(DIRECTIVE): Print the listing below exactly.
=-=-=
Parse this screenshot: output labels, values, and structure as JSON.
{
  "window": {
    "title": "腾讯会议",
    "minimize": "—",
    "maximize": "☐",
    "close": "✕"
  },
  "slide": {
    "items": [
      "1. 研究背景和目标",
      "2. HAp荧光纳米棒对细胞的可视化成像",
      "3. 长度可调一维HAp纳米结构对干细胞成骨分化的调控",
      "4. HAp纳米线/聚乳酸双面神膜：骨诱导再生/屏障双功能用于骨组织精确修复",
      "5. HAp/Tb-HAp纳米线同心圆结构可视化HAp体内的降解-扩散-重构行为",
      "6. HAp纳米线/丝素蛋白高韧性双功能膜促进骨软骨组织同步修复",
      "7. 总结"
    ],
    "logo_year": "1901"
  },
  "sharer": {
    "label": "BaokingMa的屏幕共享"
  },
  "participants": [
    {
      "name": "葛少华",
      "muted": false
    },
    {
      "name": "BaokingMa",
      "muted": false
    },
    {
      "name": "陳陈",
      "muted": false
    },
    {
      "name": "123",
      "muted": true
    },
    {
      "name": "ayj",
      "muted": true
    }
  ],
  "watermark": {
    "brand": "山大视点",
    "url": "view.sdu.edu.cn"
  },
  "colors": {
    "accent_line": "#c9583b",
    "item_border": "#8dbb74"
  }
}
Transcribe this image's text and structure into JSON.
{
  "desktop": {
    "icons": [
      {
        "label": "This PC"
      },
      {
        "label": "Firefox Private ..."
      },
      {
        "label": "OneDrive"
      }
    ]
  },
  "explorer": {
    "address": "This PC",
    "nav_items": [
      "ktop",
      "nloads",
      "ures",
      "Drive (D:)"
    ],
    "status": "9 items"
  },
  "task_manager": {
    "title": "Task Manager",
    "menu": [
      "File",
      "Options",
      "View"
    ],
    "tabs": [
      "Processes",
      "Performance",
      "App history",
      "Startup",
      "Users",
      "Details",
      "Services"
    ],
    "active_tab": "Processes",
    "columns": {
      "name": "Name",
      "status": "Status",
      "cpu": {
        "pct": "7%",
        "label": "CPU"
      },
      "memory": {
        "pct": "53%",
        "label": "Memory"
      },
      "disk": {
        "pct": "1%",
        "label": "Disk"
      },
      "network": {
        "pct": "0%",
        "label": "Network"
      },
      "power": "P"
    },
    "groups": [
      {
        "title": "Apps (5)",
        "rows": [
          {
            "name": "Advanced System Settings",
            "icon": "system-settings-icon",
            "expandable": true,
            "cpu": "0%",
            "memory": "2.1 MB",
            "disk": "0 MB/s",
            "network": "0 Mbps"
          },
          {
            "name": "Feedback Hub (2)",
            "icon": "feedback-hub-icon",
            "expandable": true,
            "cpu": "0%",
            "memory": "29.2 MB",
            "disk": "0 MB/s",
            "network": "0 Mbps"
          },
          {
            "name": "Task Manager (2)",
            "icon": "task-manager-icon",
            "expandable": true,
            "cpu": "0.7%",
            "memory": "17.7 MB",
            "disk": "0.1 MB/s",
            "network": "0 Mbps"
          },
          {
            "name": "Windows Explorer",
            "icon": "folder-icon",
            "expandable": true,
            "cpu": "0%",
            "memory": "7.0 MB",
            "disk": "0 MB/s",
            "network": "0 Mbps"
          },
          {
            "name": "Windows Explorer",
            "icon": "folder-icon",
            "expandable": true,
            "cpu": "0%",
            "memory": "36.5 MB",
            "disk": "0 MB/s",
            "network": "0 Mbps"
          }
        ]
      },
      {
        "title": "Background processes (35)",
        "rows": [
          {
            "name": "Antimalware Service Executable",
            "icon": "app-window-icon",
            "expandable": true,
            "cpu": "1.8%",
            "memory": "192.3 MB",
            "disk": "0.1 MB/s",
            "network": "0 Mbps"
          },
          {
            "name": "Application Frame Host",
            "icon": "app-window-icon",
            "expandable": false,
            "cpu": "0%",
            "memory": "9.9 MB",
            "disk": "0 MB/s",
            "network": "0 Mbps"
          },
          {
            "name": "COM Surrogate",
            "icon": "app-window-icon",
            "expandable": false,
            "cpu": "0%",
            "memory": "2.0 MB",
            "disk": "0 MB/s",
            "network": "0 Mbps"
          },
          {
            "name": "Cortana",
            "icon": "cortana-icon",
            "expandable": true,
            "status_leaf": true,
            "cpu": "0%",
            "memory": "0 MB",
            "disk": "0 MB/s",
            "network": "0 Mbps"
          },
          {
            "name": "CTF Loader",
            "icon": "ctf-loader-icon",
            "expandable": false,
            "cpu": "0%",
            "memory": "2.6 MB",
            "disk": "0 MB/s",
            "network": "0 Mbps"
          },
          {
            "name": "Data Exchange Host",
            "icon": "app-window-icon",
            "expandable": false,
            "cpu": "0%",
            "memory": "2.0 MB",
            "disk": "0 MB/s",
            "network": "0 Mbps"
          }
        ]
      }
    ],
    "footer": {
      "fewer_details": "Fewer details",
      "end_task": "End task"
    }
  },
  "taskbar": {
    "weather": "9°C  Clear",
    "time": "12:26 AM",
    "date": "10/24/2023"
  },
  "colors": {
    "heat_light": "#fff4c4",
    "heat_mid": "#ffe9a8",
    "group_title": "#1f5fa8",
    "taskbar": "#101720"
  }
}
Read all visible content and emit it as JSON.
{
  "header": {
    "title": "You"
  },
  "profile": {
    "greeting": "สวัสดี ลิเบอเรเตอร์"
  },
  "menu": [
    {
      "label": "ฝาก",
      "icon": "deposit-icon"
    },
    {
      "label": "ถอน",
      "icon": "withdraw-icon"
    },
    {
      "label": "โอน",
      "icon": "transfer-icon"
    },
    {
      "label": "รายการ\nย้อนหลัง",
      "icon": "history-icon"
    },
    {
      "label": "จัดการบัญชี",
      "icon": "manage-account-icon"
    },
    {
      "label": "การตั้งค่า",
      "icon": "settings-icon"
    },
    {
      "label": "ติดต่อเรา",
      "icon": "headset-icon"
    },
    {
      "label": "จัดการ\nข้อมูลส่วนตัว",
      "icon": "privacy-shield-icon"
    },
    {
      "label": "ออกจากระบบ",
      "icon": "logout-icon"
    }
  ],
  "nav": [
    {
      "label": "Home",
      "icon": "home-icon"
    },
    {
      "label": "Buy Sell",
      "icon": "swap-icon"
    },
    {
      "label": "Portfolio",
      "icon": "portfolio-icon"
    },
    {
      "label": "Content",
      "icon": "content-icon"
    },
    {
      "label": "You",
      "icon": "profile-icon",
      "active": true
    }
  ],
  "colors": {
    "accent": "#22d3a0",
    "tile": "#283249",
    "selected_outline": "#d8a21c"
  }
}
=-=-=
(FINAL RESULT):
Parse this screenshot: output labels, values, and structure as JSON.
{
  "window": {
    "title": "腾讯会议",
    "minimize": "—",
    "maximize": "☐",
    "close": "✕"
  },
  "slide": {
    "items": [
      "1. 研究背景和目标",
      "2. HAp荧光纳米棒对细胞的可视化成像",
      "3. 长度可调一维HAp纳米结构对干细胞成骨分化的调控",
      "4. HAp纳米线/聚乳酸双面神膜：骨诱导再生/屏障双功能用于骨组织精确修复",
      "5. HAp/Tb-HAp纳米线同心圆结构可视化HAp体内的降解-扩散-重构行为",
      "6. HAp纳米线/丝素蛋白高韧性双功能膜促进骨软骨组织同步修复",
      "7. 总结"
    ],
    "logo_year": "1901"
  },
  "sharer": {
    "label": "BaokingMa的屏幕共享"
  },
  "participants": [
    {
      "name": "葛少华",
      "muted": false
    },
    {
      "name": "BaokingMa",
      "muted": false
    },
    {
      "name": "陳陈",
      "muted": false
    },
    {
      "name": "123",
      "muted": true
    },
    {
      "name": "ayj",
      "muted": true
    }
  ],
  "watermark": {
    "brand": "山大视点",
    "url": "view.sdu.edu.cn"
  },
  "colors": {
    "accent_line": "#c9583b",
    "item_border": "#8dbb74"
  }
}
Transcribe this image's text and structure into JSON.
{
  "desktop": {
    "icons": [
      {
        "label": "This PC"
      },
      {
        "label": "Firefox Private ..."
      },
      {
        "label": "OneDrive"
      }
    ]
  },
  "explorer": {
    "address": "This PC",
    "nav_items": [
      "ktop",
      "nloads",
      "ures",
      "Drive (D:)"
    ],
    "status": "9 items"
  },
  "task_manager": {
    "title": "Task Manager",
    "menu": [
      "File",
      "Options",
      "View"
    ],
    "tabs": [
      "Processes",
      "Performance",
      "App history",
      "Startup",
      "Users",
      "Details",
      "Services"
    ],
    "active_tab": "Processes",
    "columns": {
      "name": "Name",
      "status": "Status",
      "cpu": {
        "pct": "7%",
        "label": "CPU"
      },
      "memory": {
        "pct": "53%",
        "label": "Memory"
      },
      "disk": {
        "pct": "1%",
        "label": "Disk"
      },
      "network": {
        "pct": "0%",
        "label": "Network"
      },
      "power": "P"
    },
    "groups": [
      {
        "title": "Apps (5)",
        "rows": [
          {
            "name": "Advanced System Settings",
            "icon": "system-settings-icon",
            "expandable": true,
            "cpu": "0%",
            "memory": "2.1 MB",
            "disk": "0 MB/s",
            "network": "0 Mbps"
          },
          {
            "name": "Feedback Hub (2)",
            "icon": "feedback-hub-icon",
            "expandable": true,
            "cpu": "0%",
            "memory": "29.2 MB",
            "disk": "0 MB/s",
            "network": "0 Mbps"
          },
          {
            "name": "Task Manager (2)",
            "icon": "task-manager-icon",
            "expandable": true,
            "cpu": "0.7%",
            "memory": "17.7 MB",
            "disk": "0.1 MB/s",
            "network": "0 Mbps"
          },
          {
            "name": "Windows Explorer",
            "icon": "folder-icon",
            "expandable": true,
            "cpu": "0%",
            "memory": "7.0 MB",
            "disk": "0 MB/s",
            "network": "0 Mbps"
          },
          {
            "name": "Windows Explorer",
            "icon": "folder-icon",
            "expandable": true,
            "cpu": "0%",
            "memory": "36.5 MB",
            "disk": "0 MB/s",
            "network": "0 Mbps"
          }
        ]
      },
      {
        "title": "Background processes (35)",
        "rows": [
          {
            "name": "Antimalware Service Executable",
            "icon": "app-window-icon",
            "expandable": true,
            "cpu": "1.8%",
            "memory": "192.3 MB",
            "disk": "0.1 MB/s",
            "network": "0 Mbps"
          },
          {
            "name": "Application Frame Host",
            "icon": "app-window-icon",
            "expandable": false,
            "cpu": "0%",
            "memory": "9.9 MB",
            "disk": "0 MB/s",
            "network": "0 Mbps"
          },
          {
            "name": "COM Surrogate",
            "icon": "app-window-icon",
            "expandable": false,
            "cpu": "0%",
            "memory": "2.0 MB",
            "disk": "0 MB/s",
            "network": "0 Mbps"
          },
          {
            "name": "Cortana",
            "icon": "cortana-icon",
            "expandable": true,
            "status_leaf": true,
            "cpu": "0%",
            "memory": "0 MB",
            "disk": "0 MB/s",
            "network": "0 Mbps"
          },
          {
            "name": "CTF Loader",
            "icon": "ctf-loader-icon",
            "expandable": false,
            "cpu": "0%",
            "memory": "2.6 MB",
            "disk": "0 MB/s",
            "network": "0 Mbps"
          },
          {
            "name": "Data Exchange Host",
            "icon": "app-window-icon",
            "expandable": false,
            "cpu": "0%",
            "memory": "2.0 MB",
            "disk": "0 MB/s",
            "network": "0 Mbps"
          }
        ]
      }
    ],
    "footer": {
      "fewer_details": "Fewer details",
      "end_task": "End task"
    }
  },
  "taskbar": {
    "weather": "9°C  Clear",
    "time": "12:26 AM",
    "date": "10/24/2023"
  },
  "colors": {
    "heat_light": "#fff4c4",
    "heat_mid": "#ffe9a8",
    "group_title": "#1f5fa8",
    "taskbar": "#101720"
  }
}
Read all visible content and emit it as JSON.
{
  "header": {
    "title": "You"
  },
  "profile": {
    "greeting": "สวัสดี ลิเบอเรเตอร์"
  },
  "menu": [
    {
      "label": "ฝาก",
      "icon": "deposit-icon"
    },
    {
      "label": "ถอน",
      "icon": "withdraw-icon"
    },
    {
      "label": "โอน",
      "icon": "transfer-icon"
    },
    {
      "label": "รายการ\nย้อนหลัง",
      "icon": "history-icon"
    },
    {
      "label": "จัดการบัญชี",
      "icon": "manage-account-icon"
    },
    {
      "label": "การตั้งค่า",
      "icon": "settings-icon"
    },
    {
      "label": "ติดต่อเรา",
      "icon": "headset-icon"
    },
    {
      "label": "จัดการ\nข้อมูลส่วนตัว",
      "icon": "privacy-shield-icon"
    },
    {
      "label": "ออกจากระบบ",
      "icon": "logout-icon"
    }
  ],
  "nav": [
    {
      "label": "Home",
      "icon": "home-icon"
    },
    {
      "label": "Buy Sell",
      "icon": "swap-icon"
    },
    {
      "label": "Portfolio",
      "icon": "portfolio-icon"
    },
    {
      "label": "Content",
      "icon": "content-icon"
    },
    {
      "label": "You",
      "icon": "profile-icon",
      "active": true
    }
  ],
  "colors": {
    "accent": "#22d3a0",
    "tile": "#283249",
    "selected_outline": "#d8a21c"
  }
}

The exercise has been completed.